Stored entries
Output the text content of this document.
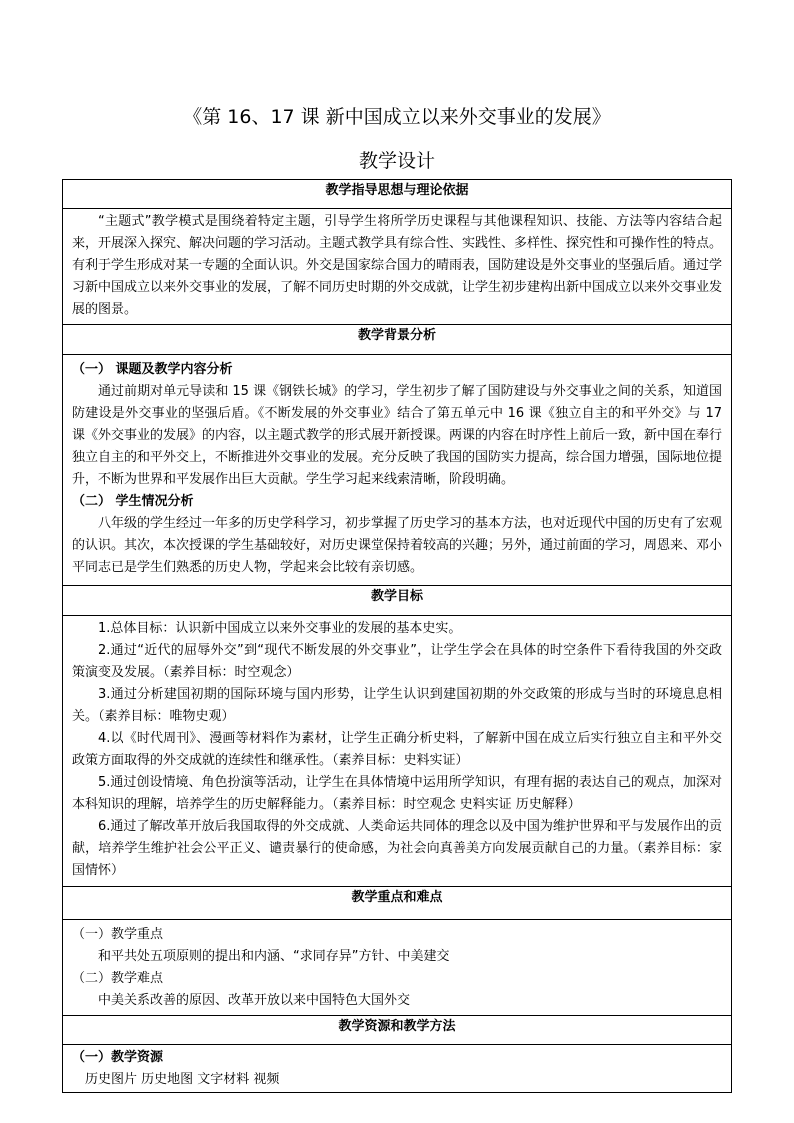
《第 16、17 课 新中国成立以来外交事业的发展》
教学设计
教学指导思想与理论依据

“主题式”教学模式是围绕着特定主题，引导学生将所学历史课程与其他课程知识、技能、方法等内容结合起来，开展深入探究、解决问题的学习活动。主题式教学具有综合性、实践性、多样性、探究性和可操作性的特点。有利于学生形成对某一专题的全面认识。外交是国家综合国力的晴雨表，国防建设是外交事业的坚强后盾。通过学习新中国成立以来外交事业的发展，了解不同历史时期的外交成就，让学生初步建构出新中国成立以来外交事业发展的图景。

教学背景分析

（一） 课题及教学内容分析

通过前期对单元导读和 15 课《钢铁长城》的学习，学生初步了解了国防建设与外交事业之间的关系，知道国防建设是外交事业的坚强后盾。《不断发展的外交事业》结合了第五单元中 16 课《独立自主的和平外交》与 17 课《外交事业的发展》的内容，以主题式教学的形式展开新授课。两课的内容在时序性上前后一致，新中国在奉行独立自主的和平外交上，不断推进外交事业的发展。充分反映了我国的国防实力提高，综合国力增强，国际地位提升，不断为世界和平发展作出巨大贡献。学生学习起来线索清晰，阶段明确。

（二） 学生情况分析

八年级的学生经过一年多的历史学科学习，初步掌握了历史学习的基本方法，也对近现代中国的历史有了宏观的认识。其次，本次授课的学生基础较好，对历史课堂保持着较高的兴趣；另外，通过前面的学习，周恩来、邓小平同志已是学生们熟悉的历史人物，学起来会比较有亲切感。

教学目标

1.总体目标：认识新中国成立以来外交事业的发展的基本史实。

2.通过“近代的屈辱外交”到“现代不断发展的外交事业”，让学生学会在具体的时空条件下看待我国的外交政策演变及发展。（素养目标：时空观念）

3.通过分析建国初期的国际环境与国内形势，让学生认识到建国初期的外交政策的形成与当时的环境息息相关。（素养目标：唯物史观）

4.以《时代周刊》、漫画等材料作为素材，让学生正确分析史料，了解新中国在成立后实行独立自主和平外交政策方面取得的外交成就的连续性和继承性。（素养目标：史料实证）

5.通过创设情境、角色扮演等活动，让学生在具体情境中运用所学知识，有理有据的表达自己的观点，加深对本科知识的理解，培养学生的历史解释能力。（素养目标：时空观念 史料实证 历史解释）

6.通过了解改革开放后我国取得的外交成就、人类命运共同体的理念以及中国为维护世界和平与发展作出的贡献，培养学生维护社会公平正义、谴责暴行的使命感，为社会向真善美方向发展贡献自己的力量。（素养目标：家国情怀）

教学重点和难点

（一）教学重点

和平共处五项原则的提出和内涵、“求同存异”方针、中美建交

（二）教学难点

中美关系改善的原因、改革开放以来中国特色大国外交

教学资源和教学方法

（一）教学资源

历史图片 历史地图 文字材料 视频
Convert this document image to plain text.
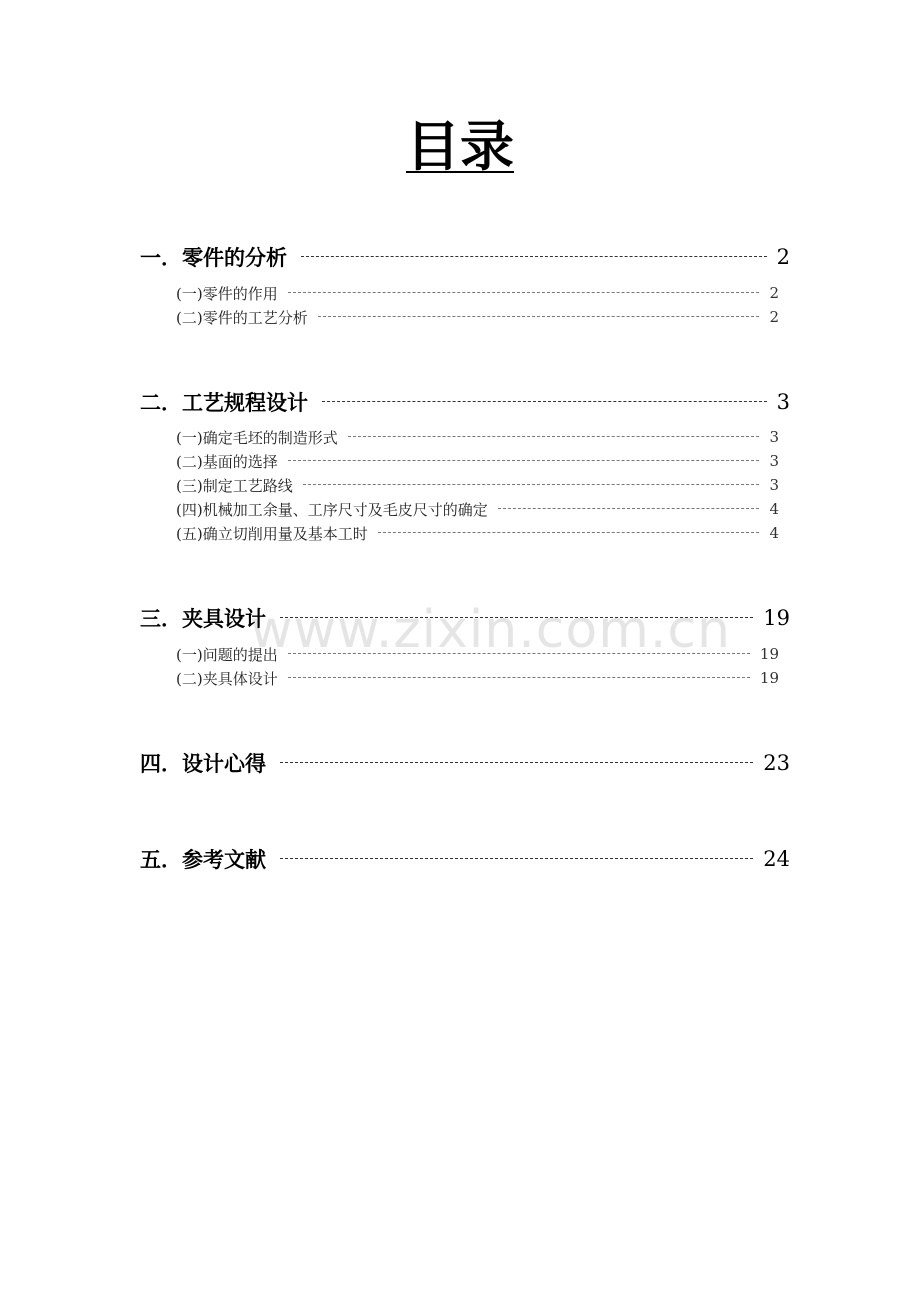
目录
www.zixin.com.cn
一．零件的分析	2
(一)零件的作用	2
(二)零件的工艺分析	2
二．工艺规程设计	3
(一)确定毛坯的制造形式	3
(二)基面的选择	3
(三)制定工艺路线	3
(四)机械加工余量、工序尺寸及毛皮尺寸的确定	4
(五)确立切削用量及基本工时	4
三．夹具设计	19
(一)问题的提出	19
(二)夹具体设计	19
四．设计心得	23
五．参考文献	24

EXERCISE >>
Reproduce each line word for word and drop the pictures.

TASK OUTPUT >>
Output the text content of this document.
《第 16、17 课 新中国成立以来外交事业的发展》
教学设计
教学指导思想与理论依据

“主题式”教学模式是围绕着特定主题，引导学生将所学历史课程与其他课程知识、技能、方法等内容结合起来，开展深入探究、解决问题的学习活动。主题式教学具有综合性、实践性、多样性、探究性和可操作性的特点。有利于学生形成对某一专题的全面认识。外交是国家综合国力的晴雨表，国防建设是外交事业的坚强后盾。通过学习新中国成立以来外交事业的发展，了解不同历史时期的外交成就，让学生初步建构出新中国成立以来外交事业发展的图景。

教学背景分析

（一） 课题及教学内容分析

通过前期对单元导读和 15 课《钢铁长城》的学习，学生初步了解了国防建设与外交事业之间的关系，知道国防建设是外交事业的坚强后盾。《不断发展的外交事业》结合了第五单元中 16 课《独立自主的和平外交》与 17 课《外交事业的发展》的内容，以主题式教学的形式展开新授课。两课的内容在时序性上前后一致，新中国在奉行独立自主的和平外交上，不断推进外交事业的发展。充分反映了我国的国防实力提高，综合国力增强，国际地位提升，不断为世界和平发展作出巨大贡献。学生学习起来线索清晰，阶段明确。

（二） 学生情况分析

八年级的学生经过一年多的历史学科学习，初步掌握了历史学习的基本方法，也对近现代中国的历史有了宏观的认识。其次，本次授课的学生基础较好，对历史课堂保持着较高的兴趣；另外，通过前面的学习，周恩来、邓小平同志已是学生们熟悉的历史人物，学起来会比较有亲切感。

教学目标

1.总体目标：认识新中国成立以来外交事业的发展的基本史实。

2.通过“近代的屈辱外交”到“现代不断发展的外交事业”，让学生学会在具体的时空条件下看待我国的外交政策演变及发展。（素养目标：时空观念）

3.通过分析建国初期的国际环境与国内形势，让学生认识到建国初期的外交政策的形成与当时的环境息息相关。（素养目标：唯物史观）

4.以《时代周刊》、漫画等材料作为素材，让学生正确分析史料，了解新中国在成立后实行独立自主和平外交政策方面取得的外交成就的连续性和继承性。（素养目标：史料实证）

5.通过创设情境、角色扮演等活动，让学生在具体情境中运用所学知识，有理有据的表达自己的观点，加深对本科知识的理解，培养学生的历史解释能力。（素养目标：时空观念 史料实证 历史解释）

6.通过了解改革开放后我国取得的外交成就、人类命运共同体的理念以及中国为维护世界和平与发展作出的贡献，培养学生维护社会公平正义、谴责暴行的使命感，为社会向真善美方向发展贡献自己的力量。（素养目标：家国情怀）

教学重点和难点

（一）教学重点

和平共处五项原则的提出和内涵、“求同存异”方针、中美建交

（二）教学难点

中美关系改善的原因、改革开放以来中国特色大国外交

教学资源和教学方法

（一）教学资源

历史图片 历史地图 文字材料 视频
Convert this document image to plain text.
目录
www.zixin.com.cn
一．零件的分析	2
(一)零件的作用	2
(二)零件的工艺分析	2
二．工艺规程设计	3
(一)确定毛坯的制造形式	3
(二)基面的选择	3
(三)制定工艺路线	3
(四)机械加工余量、工序尺寸及毛皮尺寸的确定	4
(五)确立切削用量及基本工时	4
三．夹具设计	19
(一)问题的提出	19
(二)夹具体设计	19
四．设计心得	23
五．参考文献	24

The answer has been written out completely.